_MATERIAL FOR THIS EXERCISE:_
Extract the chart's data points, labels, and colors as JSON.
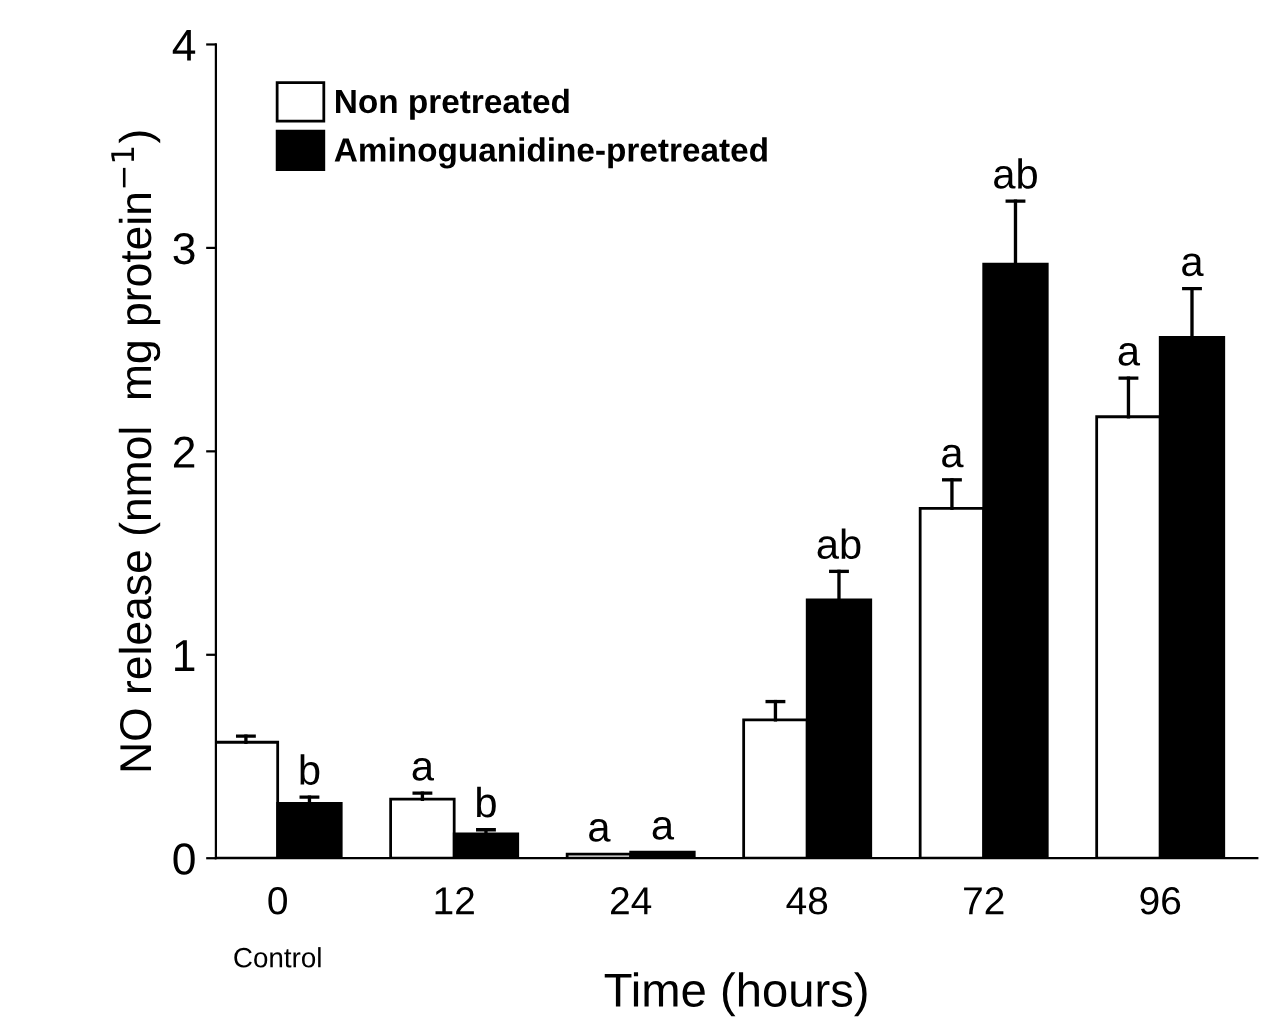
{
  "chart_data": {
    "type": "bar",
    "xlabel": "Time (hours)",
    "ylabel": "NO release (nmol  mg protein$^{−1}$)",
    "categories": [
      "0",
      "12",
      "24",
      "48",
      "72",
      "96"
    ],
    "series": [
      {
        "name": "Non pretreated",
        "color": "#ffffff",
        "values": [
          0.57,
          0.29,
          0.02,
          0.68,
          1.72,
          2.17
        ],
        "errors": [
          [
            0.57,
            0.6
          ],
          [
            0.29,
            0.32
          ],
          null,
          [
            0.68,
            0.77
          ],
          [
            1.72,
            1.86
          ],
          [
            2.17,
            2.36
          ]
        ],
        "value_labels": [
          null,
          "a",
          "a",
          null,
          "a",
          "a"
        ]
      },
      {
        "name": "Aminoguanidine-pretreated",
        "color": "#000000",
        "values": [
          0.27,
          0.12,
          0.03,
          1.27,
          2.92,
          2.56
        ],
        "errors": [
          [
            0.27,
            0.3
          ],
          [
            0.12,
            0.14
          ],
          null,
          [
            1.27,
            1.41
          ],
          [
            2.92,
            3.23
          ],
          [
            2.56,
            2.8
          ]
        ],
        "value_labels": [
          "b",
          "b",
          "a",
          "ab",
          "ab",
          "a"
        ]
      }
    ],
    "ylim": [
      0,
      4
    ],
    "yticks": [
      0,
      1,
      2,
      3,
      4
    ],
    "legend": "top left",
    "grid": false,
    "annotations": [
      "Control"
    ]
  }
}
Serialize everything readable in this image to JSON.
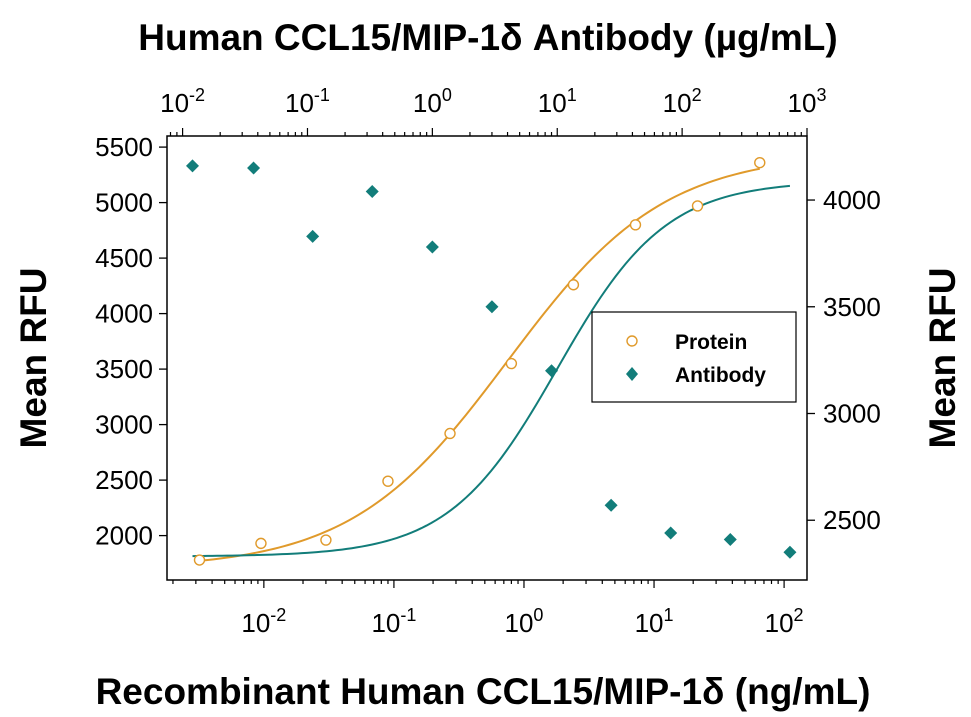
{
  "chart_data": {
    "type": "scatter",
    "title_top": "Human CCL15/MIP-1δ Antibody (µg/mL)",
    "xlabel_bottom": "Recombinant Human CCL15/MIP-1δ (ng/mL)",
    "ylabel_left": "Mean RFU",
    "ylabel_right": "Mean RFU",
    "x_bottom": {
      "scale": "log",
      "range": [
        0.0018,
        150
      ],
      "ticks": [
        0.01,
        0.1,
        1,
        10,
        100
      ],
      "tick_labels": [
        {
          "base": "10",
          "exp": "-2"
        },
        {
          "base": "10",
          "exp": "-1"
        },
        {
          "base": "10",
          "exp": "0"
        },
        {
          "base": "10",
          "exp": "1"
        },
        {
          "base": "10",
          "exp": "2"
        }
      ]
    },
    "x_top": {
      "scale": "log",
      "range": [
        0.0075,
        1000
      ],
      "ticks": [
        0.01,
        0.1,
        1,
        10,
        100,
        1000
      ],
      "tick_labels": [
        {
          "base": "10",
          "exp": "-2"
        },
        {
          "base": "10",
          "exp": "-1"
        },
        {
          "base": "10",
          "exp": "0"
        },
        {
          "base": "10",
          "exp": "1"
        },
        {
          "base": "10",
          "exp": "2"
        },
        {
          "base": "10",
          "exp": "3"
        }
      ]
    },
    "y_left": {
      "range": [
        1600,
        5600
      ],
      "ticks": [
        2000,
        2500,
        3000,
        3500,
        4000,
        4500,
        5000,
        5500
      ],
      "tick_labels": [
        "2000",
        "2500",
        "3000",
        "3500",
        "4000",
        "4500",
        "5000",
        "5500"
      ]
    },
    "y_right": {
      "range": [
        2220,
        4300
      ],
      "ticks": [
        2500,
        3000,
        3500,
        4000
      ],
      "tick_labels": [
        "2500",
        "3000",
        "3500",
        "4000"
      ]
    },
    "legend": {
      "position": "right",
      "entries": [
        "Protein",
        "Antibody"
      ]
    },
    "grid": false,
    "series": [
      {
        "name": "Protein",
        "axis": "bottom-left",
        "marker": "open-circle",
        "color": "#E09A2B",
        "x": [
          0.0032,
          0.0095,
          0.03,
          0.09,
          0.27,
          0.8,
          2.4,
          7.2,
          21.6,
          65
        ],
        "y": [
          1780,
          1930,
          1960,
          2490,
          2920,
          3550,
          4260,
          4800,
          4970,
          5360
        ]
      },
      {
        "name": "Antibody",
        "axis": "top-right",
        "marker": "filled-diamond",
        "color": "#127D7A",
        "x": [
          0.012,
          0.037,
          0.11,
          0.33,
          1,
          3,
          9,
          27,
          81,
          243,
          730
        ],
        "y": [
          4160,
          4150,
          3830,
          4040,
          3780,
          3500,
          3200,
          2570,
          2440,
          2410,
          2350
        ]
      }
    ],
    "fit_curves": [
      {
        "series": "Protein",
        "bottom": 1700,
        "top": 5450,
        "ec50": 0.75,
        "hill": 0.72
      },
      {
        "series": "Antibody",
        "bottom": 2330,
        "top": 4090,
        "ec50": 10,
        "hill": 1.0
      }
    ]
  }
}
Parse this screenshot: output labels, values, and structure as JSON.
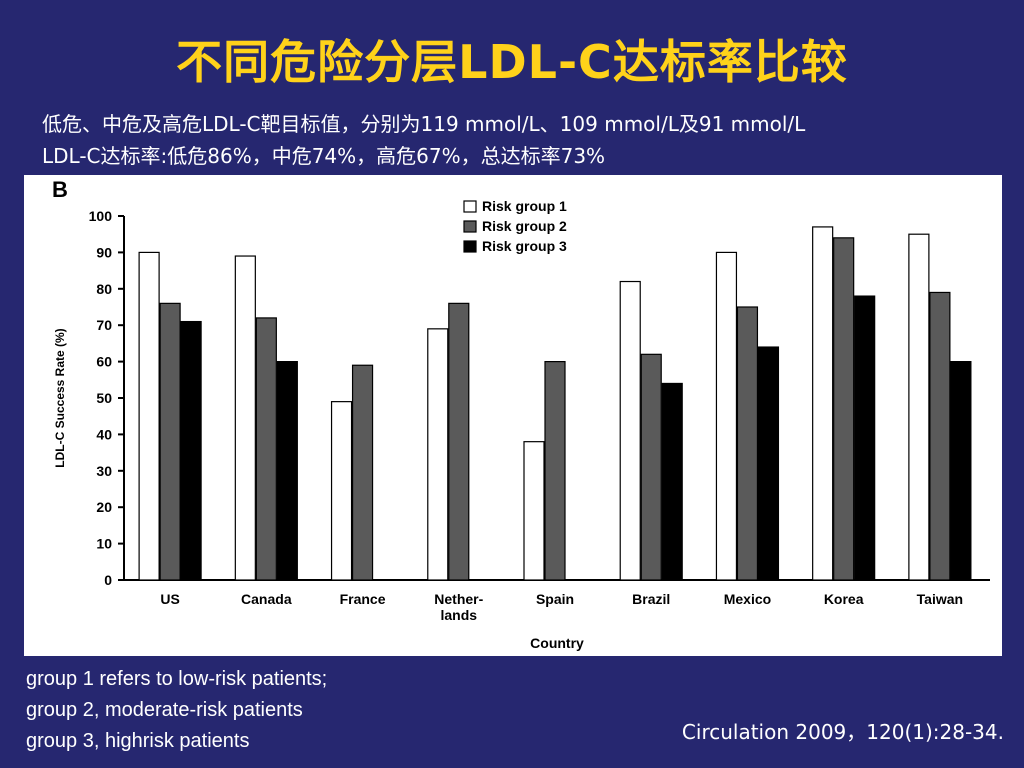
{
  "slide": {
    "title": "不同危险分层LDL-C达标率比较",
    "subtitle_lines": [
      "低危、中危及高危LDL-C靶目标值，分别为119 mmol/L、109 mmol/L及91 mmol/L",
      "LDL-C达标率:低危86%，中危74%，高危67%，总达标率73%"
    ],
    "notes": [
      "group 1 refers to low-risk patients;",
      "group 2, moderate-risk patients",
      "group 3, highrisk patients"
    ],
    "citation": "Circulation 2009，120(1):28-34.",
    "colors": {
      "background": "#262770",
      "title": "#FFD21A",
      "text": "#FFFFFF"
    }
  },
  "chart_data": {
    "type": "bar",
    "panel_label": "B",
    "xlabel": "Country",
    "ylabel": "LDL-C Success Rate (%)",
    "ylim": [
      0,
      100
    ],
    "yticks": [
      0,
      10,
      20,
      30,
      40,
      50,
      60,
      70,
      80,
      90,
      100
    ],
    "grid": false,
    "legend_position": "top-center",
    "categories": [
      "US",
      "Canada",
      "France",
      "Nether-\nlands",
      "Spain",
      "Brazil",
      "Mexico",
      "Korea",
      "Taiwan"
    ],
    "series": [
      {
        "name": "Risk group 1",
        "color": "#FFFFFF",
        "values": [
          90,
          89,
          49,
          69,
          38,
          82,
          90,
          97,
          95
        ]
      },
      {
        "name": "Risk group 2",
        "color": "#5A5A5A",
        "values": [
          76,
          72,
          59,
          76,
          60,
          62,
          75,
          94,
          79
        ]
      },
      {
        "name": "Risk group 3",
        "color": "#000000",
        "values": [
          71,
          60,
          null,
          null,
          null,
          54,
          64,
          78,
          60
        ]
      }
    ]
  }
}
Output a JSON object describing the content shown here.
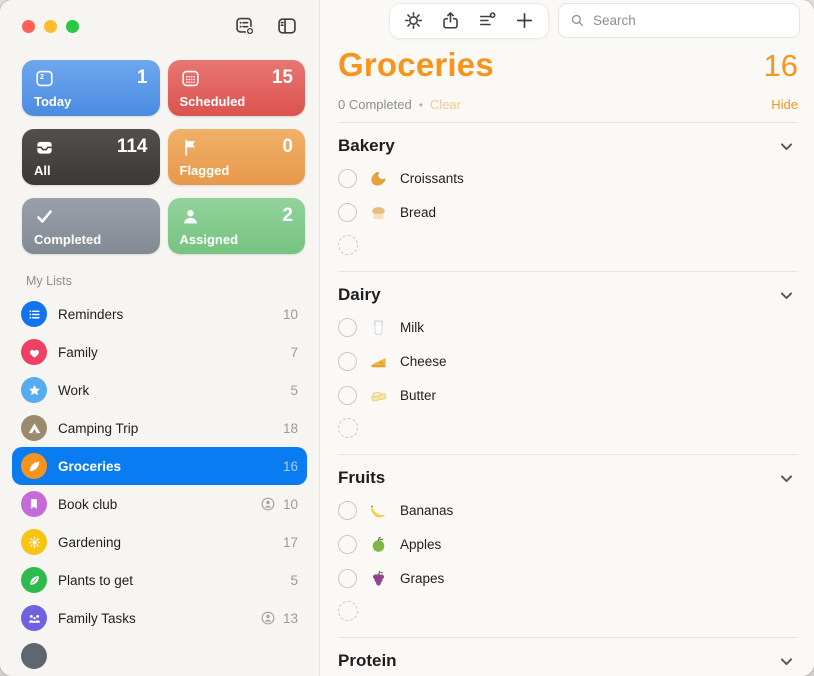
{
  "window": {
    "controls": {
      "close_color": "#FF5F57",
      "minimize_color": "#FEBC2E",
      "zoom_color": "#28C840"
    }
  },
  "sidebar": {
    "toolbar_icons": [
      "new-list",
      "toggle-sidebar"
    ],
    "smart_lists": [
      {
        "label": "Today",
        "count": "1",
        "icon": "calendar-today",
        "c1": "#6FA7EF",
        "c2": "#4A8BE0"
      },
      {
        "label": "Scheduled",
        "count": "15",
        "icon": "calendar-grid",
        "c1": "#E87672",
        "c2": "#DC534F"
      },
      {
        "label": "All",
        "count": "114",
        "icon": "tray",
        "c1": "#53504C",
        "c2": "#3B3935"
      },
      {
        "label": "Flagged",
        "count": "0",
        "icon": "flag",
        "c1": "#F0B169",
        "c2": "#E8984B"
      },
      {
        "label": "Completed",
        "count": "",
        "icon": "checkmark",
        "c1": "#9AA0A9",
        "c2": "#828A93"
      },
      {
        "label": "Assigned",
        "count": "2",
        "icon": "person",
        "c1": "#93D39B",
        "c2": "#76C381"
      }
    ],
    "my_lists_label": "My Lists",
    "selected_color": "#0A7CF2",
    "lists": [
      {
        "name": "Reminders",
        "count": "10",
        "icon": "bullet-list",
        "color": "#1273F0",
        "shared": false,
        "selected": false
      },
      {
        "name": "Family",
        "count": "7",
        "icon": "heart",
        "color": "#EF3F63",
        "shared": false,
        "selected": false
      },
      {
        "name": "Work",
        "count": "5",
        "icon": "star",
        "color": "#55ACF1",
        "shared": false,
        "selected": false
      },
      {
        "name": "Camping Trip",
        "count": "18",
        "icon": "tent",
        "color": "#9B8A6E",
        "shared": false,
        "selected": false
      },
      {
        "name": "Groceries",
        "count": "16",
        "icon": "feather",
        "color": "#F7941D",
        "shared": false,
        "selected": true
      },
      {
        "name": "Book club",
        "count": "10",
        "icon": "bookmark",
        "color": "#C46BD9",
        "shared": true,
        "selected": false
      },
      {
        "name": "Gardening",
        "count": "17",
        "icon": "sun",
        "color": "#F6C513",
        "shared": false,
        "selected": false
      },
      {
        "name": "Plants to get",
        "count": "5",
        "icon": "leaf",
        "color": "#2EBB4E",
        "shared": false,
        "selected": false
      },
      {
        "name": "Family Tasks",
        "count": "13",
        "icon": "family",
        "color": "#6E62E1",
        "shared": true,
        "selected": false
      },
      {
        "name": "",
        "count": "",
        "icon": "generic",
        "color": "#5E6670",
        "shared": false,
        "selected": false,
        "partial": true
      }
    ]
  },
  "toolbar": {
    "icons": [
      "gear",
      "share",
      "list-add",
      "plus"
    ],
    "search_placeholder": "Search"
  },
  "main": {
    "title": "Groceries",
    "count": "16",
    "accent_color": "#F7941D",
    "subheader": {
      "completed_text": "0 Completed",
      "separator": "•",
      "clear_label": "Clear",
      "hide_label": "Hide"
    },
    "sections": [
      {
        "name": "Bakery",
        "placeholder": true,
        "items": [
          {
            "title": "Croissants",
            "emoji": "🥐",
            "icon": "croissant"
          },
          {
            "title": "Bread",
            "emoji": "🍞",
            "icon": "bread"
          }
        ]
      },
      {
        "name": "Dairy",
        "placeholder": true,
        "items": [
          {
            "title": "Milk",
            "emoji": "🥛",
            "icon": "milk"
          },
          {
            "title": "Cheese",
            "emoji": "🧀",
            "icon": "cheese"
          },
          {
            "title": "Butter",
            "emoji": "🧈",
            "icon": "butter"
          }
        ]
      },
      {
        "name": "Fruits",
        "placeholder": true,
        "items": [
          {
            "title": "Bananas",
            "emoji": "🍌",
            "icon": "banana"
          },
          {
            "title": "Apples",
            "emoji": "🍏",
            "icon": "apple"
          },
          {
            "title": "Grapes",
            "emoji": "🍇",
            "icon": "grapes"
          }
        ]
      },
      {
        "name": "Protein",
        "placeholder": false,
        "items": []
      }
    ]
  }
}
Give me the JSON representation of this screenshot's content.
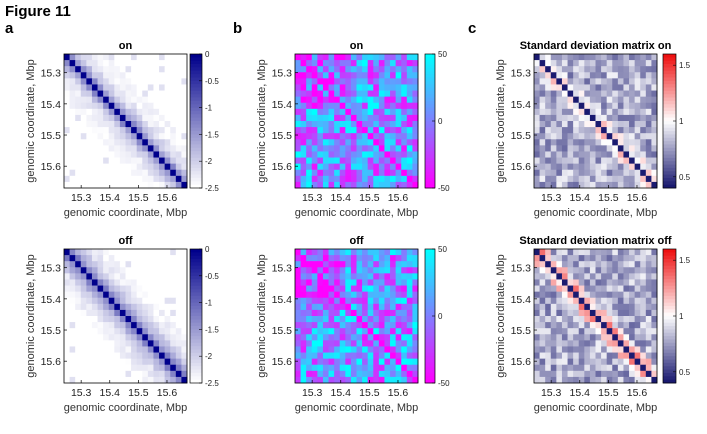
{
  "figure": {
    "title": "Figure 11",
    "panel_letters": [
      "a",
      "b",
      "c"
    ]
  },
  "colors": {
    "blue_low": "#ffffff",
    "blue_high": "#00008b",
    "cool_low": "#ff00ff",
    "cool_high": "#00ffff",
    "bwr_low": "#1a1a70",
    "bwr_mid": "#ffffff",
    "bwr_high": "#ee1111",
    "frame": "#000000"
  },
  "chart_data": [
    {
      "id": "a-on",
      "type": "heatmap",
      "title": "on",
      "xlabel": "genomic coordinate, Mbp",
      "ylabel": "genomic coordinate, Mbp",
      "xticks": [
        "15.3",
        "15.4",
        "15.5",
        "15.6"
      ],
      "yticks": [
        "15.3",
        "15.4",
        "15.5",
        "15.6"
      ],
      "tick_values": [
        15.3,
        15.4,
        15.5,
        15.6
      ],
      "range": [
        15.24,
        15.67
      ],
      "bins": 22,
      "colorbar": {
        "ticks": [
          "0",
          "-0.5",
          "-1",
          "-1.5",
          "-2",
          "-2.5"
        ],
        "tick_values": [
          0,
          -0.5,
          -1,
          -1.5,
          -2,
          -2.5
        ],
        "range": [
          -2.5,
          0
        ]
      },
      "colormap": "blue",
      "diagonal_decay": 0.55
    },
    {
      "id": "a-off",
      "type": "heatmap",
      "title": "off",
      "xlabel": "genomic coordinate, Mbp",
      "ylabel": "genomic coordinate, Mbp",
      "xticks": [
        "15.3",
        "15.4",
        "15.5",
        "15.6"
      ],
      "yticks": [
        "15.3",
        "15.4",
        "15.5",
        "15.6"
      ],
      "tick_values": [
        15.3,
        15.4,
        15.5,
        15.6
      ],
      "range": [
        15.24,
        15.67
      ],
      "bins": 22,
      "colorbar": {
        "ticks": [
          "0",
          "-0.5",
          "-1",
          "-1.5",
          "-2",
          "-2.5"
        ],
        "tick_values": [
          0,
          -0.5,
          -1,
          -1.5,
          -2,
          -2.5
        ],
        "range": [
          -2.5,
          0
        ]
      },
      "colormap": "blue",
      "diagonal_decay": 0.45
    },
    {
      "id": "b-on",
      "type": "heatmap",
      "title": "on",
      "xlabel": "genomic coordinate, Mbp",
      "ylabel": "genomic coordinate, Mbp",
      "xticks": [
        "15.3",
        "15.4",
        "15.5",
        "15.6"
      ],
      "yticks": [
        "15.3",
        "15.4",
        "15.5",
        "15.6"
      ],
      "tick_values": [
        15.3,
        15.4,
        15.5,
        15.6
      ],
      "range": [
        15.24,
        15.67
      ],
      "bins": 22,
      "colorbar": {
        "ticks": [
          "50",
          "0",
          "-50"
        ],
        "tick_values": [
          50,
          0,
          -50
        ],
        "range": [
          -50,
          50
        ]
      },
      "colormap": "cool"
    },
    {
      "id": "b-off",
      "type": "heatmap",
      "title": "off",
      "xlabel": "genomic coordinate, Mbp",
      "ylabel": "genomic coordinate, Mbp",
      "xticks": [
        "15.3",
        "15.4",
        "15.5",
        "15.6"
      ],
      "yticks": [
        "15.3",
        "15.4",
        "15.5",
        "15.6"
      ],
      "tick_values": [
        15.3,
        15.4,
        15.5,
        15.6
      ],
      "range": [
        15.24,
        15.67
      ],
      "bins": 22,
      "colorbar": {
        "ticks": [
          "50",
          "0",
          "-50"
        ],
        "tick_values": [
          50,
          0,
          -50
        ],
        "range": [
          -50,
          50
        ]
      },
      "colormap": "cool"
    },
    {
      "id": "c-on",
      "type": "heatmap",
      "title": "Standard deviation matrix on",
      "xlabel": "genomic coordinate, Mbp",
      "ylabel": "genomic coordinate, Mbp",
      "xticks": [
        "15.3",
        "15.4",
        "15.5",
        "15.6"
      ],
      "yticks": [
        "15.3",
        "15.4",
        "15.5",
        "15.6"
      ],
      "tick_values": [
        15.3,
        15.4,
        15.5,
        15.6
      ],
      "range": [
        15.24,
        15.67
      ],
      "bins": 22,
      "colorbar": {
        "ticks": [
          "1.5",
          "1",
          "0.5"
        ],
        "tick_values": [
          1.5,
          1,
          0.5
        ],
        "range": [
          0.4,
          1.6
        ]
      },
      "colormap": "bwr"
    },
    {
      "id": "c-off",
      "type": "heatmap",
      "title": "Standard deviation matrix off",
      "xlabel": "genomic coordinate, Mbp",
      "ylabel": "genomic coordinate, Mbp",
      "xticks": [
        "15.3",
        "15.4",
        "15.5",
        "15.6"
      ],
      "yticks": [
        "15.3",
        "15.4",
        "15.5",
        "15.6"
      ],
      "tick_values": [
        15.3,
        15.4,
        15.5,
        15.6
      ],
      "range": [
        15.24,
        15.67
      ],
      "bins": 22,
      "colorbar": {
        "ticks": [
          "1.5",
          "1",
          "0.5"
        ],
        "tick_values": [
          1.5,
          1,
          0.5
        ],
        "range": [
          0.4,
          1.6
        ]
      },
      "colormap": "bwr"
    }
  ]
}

_YOUR GOAL:_
The answer consists of every line above in which the word "Standard" occurs.

_WRITTEN SOLUTION:_
      "title": "Standard deviation matrix on",
      "title": "Standard deviation matrix off",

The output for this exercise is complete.